- Challenge:
All of the data must be printed exactly; please include every line.

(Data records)
|---|
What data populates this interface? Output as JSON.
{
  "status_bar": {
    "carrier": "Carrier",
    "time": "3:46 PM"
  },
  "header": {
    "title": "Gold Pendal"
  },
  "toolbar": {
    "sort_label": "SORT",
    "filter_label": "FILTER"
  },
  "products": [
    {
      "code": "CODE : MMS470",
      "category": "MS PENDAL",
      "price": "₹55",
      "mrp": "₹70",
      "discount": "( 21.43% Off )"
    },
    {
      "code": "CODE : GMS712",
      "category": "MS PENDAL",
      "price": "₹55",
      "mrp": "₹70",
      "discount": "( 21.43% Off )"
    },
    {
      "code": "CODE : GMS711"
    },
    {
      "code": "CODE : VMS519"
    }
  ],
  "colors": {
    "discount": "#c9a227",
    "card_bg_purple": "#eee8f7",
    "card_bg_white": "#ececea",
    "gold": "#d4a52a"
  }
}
|---|
- Solution to this problem:
What data populates this interface? Output as JSON.
{
  "status_bar": {
    "carrier": "Carrier",
    "time": "3:46 PM"
  },
  "header": {
    "title": "Gold Pendal"
  },
  "toolbar": {
    "sort_label": "SORT",
    "filter_label": "FILTER"
  },
  "products": [
    {
      "code": "CODE : MMS470",
      "category": "MS PENDAL",
      "price": "₹55",
      "mrp": "₹70",
      "discount": "( 21.43% Off )"
    },
    {
      "code": "CODE : GMS712",
      "category": "MS PENDAL",
      "price": "₹55",
      "mrp": "₹70",
      "discount": "( 21.43% Off )"
    },
    {
      "code": "CODE : GMS711"
    },
    {
      "code": "CODE : VMS519"
    }
  ],
  "colors": {
    "discount": "#c9a227",
    "card_bg_purple": "#eee8f7",
    "card_bg_white": "#ececea",
    "gold": "#d4a52a"
  }
}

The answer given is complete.